## Task objective
Quote every line below exactly and skip any picture.

## Entries provided
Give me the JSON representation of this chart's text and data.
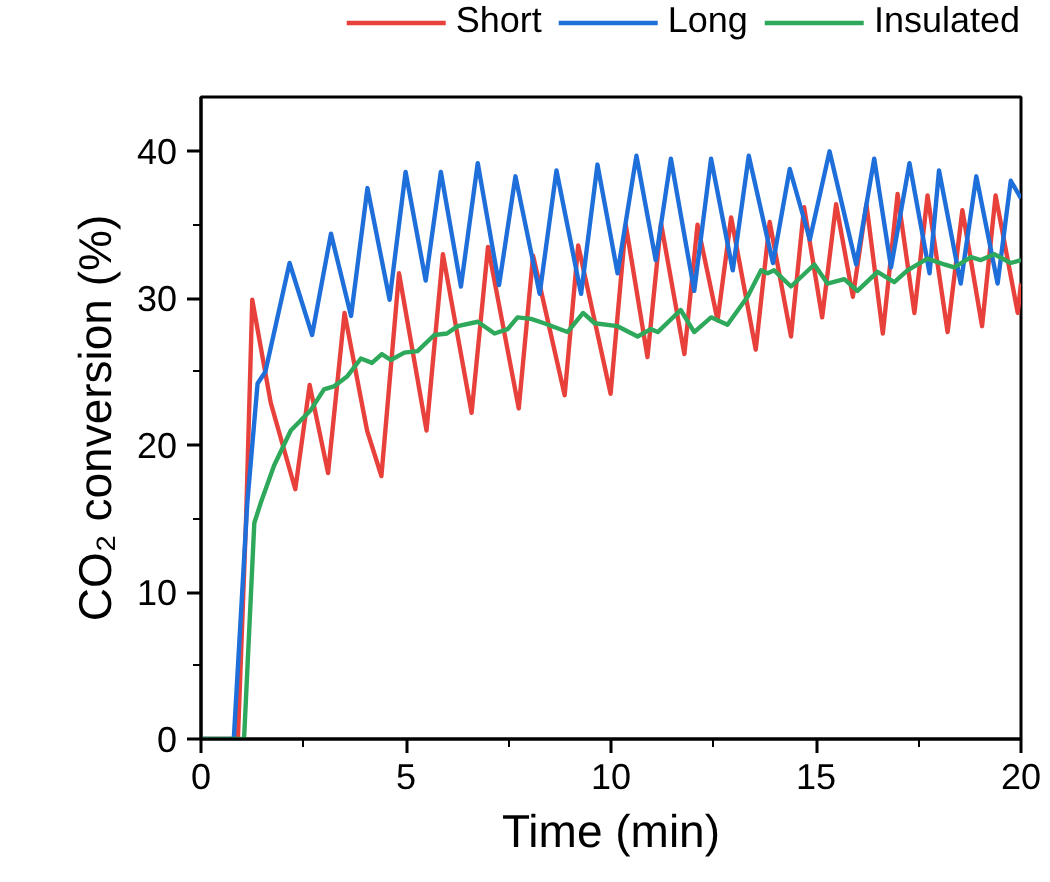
{
  "chart_data": {
    "type": "line",
    "xlabel": "Time (min)",
    "ylabel": "CO₂ conversion (%)",
    "xlim": [
      0,
      20
    ],
    "ylim": [
      0,
      43.7
    ],
    "xticks": [
      0,
      5,
      10,
      15,
      20
    ],
    "yticks": [
      0,
      10,
      20,
      30,
      40
    ],
    "grid": false,
    "legend": "top",
    "marker": "none",
    "line_style": "solid",
    "series": [
      {
        "name": "Short",
        "color": "#e8413c",
        "x": [
          0,
          0.9,
          1.1,
          1.25,
          1.7,
          2.3,
          2.65,
          3.1,
          3.5,
          4.05,
          4.4,
          4.83,
          5.5,
          5.9,
          6.6,
          7.0,
          7.75,
          8.1,
          8.87,
          9.2,
          9.99,
          10.36,
          10.89,
          11.22,
          11.79,
          12.11,
          12.6,
          12.93,
          13.53,
          13.87,
          14.39,
          14.71,
          15.15,
          15.49,
          15.9,
          16.23,
          16.63,
          16.99,
          17.4,
          17.72,
          18.21,
          18.57,
          19.05,
          19.38,
          19.92,
          20
        ],
        "values": [
          0,
          0,
          15,
          29.9,
          22.9,
          17.0,
          24.1,
          18.1,
          29.0,
          21.0,
          17.9,
          31.7,
          21.0,
          33.0,
          22.2,
          33.5,
          22.5,
          32.9,
          23.4,
          33.6,
          23.5,
          35.0,
          26.0,
          35.1,
          26.2,
          35.0,
          28.5,
          35.5,
          26.5,
          35.2,
          27.4,
          36.2,
          28.7,
          36.4,
          30.1,
          36.4,
          27.6,
          37.1,
          29.0,
          37.0,
          27.7,
          36.0,
          28.1,
          37.0,
          29.0,
          31.0
        ]
      },
      {
        "name": "Long",
        "color": "#1f6fdb",
        "x": [
          0,
          0.8,
          1.13,
          1.38,
          1.57,
          2.16,
          2.71,
          3.17,
          3.66,
          4.06,
          4.6,
          4.99,
          5.48,
          5.85,
          6.34,
          6.75,
          7.27,
          7.67,
          8.26,
          8.67,
          9.27,
          9.67,
          10.16,
          10.62,
          11.09,
          11.46,
          12.03,
          12.44,
          12.97,
          13.36,
          13.95,
          14.36,
          14.85,
          15.33,
          15.98,
          16.42,
          16.83,
          17.28,
          17.77,
          18.0,
          18.53,
          18.91,
          19.43,
          19.75,
          20
        ],
        "values": [
          0,
          0,
          16.1,
          24.2,
          25.0,
          32.4,
          27.5,
          34.4,
          28.8,
          37.5,
          29.9,
          38.6,
          31.2,
          38.6,
          30.8,
          39.2,
          30.9,
          38.3,
          30.3,
          38.7,
          30.3,
          39.1,
          31.7,
          39.7,
          32.6,
          39.5,
          30.5,
          39.5,
          31.9,
          39.7,
          32.4,
          38.8,
          34.0,
          40.0,
          32.3,
          39.5,
          32.1,
          39.2,
          31.7,
          38.7,
          31.0,
          38.3,
          31.0,
          38.0,
          36.8
        ]
      },
      {
        "name": "Insulated",
        "color": "#2ea85a",
        "x": [
          0,
          1.05,
          1.3,
          1.46,
          1.78,
          2.19,
          2.68,
          3.0,
          3.24,
          3.57,
          3.9,
          4.17,
          4.41,
          4.63,
          4.96,
          5.28,
          5.69,
          6.0,
          6.26,
          6.75,
          7.16,
          7.48,
          7.72,
          8.05,
          8.37,
          8.94,
          9.32,
          9.6,
          10.16,
          10.65,
          10.97,
          11.14,
          11.7,
          12.03,
          12.44,
          12.84,
          13.33,
          13.66,
          13.82,
          13.98,
          14.39,
          14.96,
          15.28,
          15.69,
          16.01,
          16.5,
          16.91,
          17.23,
          17.72,
          18.13,
          18.37,
          18.78,
          19.02,
          19.35,
          19.75,
          20
        ],
        "values": [
          0,
          0,
          14.7,
          16.1,
          18.6,
          21.0,
          22.4,
          23.8,
          24.0,
          24.7,
          25.9,
          25.6,
          26.2,
          25.8,
          26.3,
          26.4,
          27.5,
          27.6,
          28.1,
          28.4,
          27.6,
          27.9,
          28.7,
          28.6,
          28.3,
          27.7,
          29.0,
          28.3,
          28.1,
          27.4,
          27.9,
          27.7,
          29.2,
          27.7,
          28.7,
          28.2,
          30.1,
          31.9,
          31.7,
          31.9,
          30.8,
          32.3,
          31.0,
          31.3,
          30.5,
          31.8,
          31.1,
          31.9,
          32.7,
          32.3,
          32.1,
          32.8,
          32.6,
          33.0,
          32.4,
          32.6
        ]
      }
    ]
  }
}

## Task response
Give me the JSON representation of this chart's text and data.
{
  "chart_data": {
    "type": "line",
    "xlabel": "Time (min)",
    "ylabel": "CO₂ conversion (%)",
    "xlim": [
      0,
      20
    ],
    "ylim": [
      0,
      43.7
    ],
    "xticks": [
      0,
      5,
      10,
      15,
      20
    ],
    "yticks": [
      0,
      10,
      20,
      30,
      40
    ],
    "grid": false,
    "legend": "top",
    "marker": "none",
    "line_style": "solid",
    "series": [
      {
        "name": "Short",
        "color": "#e8413c",
        "x": [
          0,
          0.9,
          1.1,
          1.25,
          1.7,
          2.3,
          2.65,
          3.1,
          3.5,
          4.05,
          4.4,
          4.83,
          5.5,
          5.9,
          6.6,
          7.0,
          7.75,
          8.1,
          8.87,
          9.2,
          9.99,
          10.36,
          10.89,
          11.22,
          11.79,
          12.11,
          12.6,
          12.93,
          13.53,
          13.87,
          14.39,
          14.71,
          15.15,
          15.49,
          15.9,
          16.23,
          16.63,
          16.99,
          17.4,
          17.72,
          18.21,
          18.57,
          19.05,
          19.38,
          19.92,
          20
        ],
        "values": [
          0,
          0,
          15,
          29.9,
          22.9,
          17.0,
          24.1,
          18.1,
          29.0,
          21.0,
          17.9,
          31.7,
          21.0,
          33.0,
          22.2,
          33.5,
          22.5,
          32.9,
          23.4,
          33.6,
          23.5,
          35.0,
          26.0,
          35.1,
          26.2,
          35.0,
          28.5,
          35.5,
          26.5,
          35.2,
          27.4,
          36.2,
          28.7,
          36.4,
          30.1,
          36.4,
          27.6,
          37.1,
          29.0,
          37.0,
          27.7,
          36.0,
          28.1,
          37.0,
          29.0,
          31.0
        ]
      },
      {
        "name": "Long",
        "color": "#1f6fdb",
        "x": [
          0,
          0.8,
          1.13,
          1.38,
          1.57,
          2.16,
          2.71,
          3.17,
          3.66,
          4.06,
          4.6,
          4.99,
          5.48,
          5.85,
          6.34,
          6.75,
          7.27,
          7.67,
          8.26,
          8.67,
          9.27,
          9.67,
          10.16,
          10.62,
          11.09,
          11.46,
          12.03,
          12.44,
          12.97,
          13.36,
          13.95,
          14.36,
          14.85,
          15.33,
          15.98,
          16.42,
          16.83,
          17.28,
          17.77,
          18.0,
          18.53,
          18.91,
          19.43,
          19.75,
          20
        ],
        "values": [
          0,
          0,
          16.1,
          24.2,
          25.0,
          32.4,
          27.5,
          34.4,
          28.8,
          37.5,
          29.9,
          38.6,
          31.2,
          38.6,
          30.8,
          39.2,
          30.9,
          38.3,
          30.3,
          38.7,
          30.3,
          39.1,
          31.7,
          39.7,
          32.6,
          39.5,
          30.5,
          39.5,
          31.9,
          39.7,
          32.4,
          38.8,
          34.0,
          40.0,
          32.3,
          39.5,
          32.1,
          39.2,
          31.7,
          38.7,
          31.0,
          38.3,
          31.0,
          38.0,
          36.8
        ]
      },
      {
        "name": "Insulated",
        "color": "#2ea85a",
        "x": [
          0,
          1.05,
          1.3,
          1.46,
          1.78,
          2.19,
          2.68,
          3.0,
          3.24,
          3.57,
          3.9,
          4.17,
          4.41,
          4.63,
          4.96,
          5.28,
          5.69,
          6.0,
          6.26,
          6.75,
          7.16,
          7.48,
          7.72,
          8.05,
          8.37,
          8.94,
          9.32,
          9.6,
          10.16,
          10.65,
          10.97,
          11.14,
          11.7,
          12.03,
          12.44,
          12.84,
          13.33,
          13.66,
          13.82,
          13.98,
          14.39,
          14.96,
          15.28,
          15.69,
          16.01,
          16.5,
          16.91,
          17.23,
          17.72,
          18.13,
          18.37,
          18.78,
          19.02,
          19.35,
          19.75,
          20
        ],
        "values": [
          0,
          0,
          14.7,
          16.1,
          18.6,
          21.0,
          22.4,
          23.8,
          24.0,
          24.7,
          25.9,
          25.6,
          26.2,
          25.8,
          26.3,
          26.4,
          27.5,
          27.6,
          28.1,
          28.4,
          27.6,
          27.9,
          28.7,
          28.6,
          28.3,
          27.7,
          29.0,
          28.3,
          28.1,
          27.4,
          27.9,
          27.7,
          29.2,
          27.7,
          28.7,
          28.2,
          30.1,
          31.9,
          31.7,
          31.9,
          30.8,
          32.3,
          31.0,
          31.3,
          30.5,
          31.8,
          31.1,
          31.9,
          32.7,
          32.3,
          32.1,
          32.8,
          32.6,
          33.0,
          32.4,
          32.6
        ]
      }
    ]
  }
}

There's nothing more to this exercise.